Task material:
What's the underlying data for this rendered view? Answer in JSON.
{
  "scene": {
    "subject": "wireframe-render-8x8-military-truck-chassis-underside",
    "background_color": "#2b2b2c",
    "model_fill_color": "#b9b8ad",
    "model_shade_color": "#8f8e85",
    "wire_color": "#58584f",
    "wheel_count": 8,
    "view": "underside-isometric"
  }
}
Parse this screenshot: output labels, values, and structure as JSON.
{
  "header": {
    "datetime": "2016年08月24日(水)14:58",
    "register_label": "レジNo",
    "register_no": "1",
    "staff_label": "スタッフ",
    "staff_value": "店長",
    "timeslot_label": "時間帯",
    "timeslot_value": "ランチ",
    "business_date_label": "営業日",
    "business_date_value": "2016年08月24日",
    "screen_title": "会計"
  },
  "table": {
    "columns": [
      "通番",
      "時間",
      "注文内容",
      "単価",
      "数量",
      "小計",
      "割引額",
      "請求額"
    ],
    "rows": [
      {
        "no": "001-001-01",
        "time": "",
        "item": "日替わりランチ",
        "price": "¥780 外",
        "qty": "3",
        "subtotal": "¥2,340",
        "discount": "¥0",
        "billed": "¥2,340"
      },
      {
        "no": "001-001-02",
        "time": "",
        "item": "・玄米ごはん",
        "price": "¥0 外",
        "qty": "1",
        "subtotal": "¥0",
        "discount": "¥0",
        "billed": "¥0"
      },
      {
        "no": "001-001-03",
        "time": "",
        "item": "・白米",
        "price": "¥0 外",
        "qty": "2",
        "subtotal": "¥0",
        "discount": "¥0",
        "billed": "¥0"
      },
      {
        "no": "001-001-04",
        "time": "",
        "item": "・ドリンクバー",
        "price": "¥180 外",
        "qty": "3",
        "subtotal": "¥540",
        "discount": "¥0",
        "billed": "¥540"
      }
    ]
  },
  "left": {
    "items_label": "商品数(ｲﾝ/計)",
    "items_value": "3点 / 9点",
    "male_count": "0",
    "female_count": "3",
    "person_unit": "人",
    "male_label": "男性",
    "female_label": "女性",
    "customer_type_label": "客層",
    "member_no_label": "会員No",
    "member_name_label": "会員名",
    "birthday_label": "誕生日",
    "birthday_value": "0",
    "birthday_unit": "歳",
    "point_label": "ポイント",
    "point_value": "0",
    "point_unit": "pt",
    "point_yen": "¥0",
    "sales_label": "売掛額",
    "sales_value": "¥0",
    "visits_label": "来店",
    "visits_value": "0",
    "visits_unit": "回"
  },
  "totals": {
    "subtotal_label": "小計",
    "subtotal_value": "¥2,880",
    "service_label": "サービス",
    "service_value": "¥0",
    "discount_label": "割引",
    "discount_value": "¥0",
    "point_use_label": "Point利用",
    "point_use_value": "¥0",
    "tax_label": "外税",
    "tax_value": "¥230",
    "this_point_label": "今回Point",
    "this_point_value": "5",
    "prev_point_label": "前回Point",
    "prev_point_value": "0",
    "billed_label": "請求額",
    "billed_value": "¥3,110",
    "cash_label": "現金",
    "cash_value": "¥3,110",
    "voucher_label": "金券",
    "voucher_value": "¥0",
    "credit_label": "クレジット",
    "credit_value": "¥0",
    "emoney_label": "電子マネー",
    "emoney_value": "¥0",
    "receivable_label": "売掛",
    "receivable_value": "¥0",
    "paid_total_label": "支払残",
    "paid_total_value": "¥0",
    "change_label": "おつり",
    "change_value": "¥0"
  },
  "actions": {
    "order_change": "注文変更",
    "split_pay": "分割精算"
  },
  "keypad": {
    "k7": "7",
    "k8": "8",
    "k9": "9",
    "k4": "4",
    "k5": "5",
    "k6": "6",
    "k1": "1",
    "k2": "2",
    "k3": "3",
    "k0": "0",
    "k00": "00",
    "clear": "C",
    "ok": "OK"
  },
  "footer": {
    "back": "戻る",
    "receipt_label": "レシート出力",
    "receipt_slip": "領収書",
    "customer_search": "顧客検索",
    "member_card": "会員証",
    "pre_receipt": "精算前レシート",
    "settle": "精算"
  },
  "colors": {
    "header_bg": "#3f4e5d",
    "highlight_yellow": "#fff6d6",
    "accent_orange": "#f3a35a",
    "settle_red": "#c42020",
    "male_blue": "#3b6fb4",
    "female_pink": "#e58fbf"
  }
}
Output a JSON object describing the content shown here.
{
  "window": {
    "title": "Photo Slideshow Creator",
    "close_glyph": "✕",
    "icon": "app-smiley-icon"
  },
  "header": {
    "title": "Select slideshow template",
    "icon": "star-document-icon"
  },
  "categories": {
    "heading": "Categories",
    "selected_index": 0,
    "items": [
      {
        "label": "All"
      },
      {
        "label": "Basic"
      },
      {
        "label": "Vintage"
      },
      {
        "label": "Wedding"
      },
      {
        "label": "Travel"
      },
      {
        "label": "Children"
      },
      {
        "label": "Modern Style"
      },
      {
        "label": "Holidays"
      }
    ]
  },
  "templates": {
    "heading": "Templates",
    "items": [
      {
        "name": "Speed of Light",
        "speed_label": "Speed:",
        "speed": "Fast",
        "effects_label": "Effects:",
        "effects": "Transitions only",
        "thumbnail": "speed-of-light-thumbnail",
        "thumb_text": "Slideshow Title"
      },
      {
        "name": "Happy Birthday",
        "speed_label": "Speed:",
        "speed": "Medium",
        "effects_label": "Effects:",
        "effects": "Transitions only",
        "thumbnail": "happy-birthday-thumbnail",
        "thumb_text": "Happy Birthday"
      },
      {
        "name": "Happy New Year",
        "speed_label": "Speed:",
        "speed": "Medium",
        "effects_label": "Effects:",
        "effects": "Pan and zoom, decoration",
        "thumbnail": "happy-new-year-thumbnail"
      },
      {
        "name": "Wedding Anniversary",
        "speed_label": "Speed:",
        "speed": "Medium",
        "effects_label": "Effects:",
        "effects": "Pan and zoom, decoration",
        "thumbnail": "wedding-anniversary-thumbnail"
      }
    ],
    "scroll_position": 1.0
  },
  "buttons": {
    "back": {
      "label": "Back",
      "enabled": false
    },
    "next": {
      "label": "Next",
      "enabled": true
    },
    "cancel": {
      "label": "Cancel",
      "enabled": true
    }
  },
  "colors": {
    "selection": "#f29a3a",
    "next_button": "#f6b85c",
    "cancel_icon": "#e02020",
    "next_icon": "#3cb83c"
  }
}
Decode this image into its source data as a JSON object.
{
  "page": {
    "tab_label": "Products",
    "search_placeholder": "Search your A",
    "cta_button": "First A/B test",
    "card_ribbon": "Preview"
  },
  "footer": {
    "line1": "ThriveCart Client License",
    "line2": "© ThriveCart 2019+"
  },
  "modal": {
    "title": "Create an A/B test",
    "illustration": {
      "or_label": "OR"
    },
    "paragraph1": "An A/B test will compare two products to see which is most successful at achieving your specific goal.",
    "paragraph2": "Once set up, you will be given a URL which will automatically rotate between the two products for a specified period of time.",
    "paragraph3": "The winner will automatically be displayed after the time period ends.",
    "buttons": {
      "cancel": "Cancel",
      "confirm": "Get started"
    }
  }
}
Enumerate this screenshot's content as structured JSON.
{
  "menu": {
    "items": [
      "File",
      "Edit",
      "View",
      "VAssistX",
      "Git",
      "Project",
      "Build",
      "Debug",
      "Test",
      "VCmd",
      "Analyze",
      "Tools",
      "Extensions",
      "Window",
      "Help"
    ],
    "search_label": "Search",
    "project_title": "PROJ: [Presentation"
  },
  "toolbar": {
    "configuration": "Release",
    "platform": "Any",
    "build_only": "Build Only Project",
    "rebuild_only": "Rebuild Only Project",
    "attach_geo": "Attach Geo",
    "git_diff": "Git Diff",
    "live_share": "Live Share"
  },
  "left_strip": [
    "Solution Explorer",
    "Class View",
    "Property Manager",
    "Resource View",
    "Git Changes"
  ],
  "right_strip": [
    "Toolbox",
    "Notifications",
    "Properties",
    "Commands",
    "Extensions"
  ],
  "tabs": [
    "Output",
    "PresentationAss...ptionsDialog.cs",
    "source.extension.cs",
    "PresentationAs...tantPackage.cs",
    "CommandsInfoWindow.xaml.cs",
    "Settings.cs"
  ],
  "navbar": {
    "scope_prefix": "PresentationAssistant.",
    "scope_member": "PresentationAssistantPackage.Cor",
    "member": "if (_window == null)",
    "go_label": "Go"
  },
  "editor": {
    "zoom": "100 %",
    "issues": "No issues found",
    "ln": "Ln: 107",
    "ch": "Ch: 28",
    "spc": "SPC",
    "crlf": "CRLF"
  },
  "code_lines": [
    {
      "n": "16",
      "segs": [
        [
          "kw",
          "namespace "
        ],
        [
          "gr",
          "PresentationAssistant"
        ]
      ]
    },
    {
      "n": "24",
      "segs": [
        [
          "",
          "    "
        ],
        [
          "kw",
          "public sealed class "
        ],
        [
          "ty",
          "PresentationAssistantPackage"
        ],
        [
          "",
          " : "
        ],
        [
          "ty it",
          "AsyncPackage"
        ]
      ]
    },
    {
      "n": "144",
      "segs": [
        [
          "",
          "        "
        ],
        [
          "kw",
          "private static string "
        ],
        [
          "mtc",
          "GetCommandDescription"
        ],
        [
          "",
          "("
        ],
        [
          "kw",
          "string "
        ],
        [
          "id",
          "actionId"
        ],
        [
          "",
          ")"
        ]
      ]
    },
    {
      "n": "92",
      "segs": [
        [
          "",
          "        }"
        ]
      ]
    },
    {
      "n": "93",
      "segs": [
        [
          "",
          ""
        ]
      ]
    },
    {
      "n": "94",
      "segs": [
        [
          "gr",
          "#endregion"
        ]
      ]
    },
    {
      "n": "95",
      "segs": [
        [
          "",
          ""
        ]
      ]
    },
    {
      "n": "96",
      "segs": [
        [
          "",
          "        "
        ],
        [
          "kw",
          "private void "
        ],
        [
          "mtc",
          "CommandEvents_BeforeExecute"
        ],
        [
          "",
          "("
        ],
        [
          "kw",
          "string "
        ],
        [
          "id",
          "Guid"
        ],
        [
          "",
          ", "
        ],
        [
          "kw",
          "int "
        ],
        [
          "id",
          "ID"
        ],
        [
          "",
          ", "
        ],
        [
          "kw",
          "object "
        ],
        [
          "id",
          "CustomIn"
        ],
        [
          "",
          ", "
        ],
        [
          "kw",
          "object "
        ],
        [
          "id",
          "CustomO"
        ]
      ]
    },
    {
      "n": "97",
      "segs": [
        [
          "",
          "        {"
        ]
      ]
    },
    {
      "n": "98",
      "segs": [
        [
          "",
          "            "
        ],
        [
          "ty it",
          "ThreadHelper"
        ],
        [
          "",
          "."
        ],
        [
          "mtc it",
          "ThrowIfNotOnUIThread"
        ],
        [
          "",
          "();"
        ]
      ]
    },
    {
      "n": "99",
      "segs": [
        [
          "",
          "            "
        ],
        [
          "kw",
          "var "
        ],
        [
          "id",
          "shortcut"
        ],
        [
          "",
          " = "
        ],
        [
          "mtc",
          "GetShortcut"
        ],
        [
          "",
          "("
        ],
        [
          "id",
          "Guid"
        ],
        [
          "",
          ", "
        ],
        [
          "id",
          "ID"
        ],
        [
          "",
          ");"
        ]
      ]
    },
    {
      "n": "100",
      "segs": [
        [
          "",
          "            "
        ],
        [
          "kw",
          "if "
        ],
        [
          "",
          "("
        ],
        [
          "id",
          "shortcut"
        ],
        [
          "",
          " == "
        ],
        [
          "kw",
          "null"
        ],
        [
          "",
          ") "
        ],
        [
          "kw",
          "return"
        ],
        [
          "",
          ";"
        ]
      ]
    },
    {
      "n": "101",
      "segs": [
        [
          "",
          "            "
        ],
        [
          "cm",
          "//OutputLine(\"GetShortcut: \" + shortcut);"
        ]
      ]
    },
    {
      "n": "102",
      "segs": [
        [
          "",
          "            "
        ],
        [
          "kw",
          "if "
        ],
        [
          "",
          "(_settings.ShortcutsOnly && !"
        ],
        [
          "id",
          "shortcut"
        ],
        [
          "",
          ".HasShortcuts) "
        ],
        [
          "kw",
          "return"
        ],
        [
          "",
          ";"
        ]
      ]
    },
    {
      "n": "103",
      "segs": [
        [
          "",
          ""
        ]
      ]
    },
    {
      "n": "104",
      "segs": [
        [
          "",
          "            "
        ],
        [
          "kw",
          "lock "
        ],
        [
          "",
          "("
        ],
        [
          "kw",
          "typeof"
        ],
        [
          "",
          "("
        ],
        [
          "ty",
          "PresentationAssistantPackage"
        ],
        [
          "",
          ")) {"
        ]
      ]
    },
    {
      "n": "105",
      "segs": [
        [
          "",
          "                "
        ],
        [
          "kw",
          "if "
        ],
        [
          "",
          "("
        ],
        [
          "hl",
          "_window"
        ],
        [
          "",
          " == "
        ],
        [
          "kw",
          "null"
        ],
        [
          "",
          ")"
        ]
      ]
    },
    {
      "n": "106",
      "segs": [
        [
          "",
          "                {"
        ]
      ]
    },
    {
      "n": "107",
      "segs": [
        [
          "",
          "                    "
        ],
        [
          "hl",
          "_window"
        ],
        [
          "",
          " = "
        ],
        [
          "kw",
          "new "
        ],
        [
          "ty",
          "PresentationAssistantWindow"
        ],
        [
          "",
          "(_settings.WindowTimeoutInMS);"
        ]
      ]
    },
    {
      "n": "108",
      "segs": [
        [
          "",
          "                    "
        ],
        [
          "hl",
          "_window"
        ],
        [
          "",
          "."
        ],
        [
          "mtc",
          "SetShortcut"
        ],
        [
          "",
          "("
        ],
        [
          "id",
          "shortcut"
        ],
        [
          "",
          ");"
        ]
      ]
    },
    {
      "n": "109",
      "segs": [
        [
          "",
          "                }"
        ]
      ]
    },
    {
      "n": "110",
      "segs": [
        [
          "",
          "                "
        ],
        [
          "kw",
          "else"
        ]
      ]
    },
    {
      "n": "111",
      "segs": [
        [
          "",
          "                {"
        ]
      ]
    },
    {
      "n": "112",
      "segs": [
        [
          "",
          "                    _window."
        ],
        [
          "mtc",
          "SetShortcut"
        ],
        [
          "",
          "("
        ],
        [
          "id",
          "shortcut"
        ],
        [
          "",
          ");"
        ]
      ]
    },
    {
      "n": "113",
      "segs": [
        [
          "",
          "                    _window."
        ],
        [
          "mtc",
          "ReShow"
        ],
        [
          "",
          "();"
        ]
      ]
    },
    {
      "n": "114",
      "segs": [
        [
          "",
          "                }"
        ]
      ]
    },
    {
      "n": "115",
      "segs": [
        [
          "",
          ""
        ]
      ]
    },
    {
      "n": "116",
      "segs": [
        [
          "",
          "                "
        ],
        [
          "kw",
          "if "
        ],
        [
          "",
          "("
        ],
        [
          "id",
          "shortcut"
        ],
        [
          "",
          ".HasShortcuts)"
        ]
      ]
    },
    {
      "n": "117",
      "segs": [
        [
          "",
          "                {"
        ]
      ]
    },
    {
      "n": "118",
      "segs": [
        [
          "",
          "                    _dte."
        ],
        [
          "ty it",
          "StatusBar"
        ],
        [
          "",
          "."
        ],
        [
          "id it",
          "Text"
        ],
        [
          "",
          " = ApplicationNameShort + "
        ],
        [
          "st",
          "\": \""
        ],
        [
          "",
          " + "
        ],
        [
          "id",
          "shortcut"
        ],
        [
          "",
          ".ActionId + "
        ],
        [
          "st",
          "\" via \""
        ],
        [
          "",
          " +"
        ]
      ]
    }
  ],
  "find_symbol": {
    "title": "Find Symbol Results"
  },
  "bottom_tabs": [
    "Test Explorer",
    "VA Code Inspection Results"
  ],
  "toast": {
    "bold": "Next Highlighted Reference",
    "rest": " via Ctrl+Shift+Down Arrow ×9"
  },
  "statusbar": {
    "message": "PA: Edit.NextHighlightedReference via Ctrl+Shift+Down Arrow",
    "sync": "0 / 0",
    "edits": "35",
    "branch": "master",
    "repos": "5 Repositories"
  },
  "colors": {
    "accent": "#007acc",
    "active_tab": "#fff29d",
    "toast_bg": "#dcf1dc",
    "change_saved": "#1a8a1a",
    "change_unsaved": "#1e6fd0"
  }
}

The problem: Go through the data above and find the lines with the word "heading". Copy each of those lines.

Response:
    "heading": "Categories",
    "heading": "Templates",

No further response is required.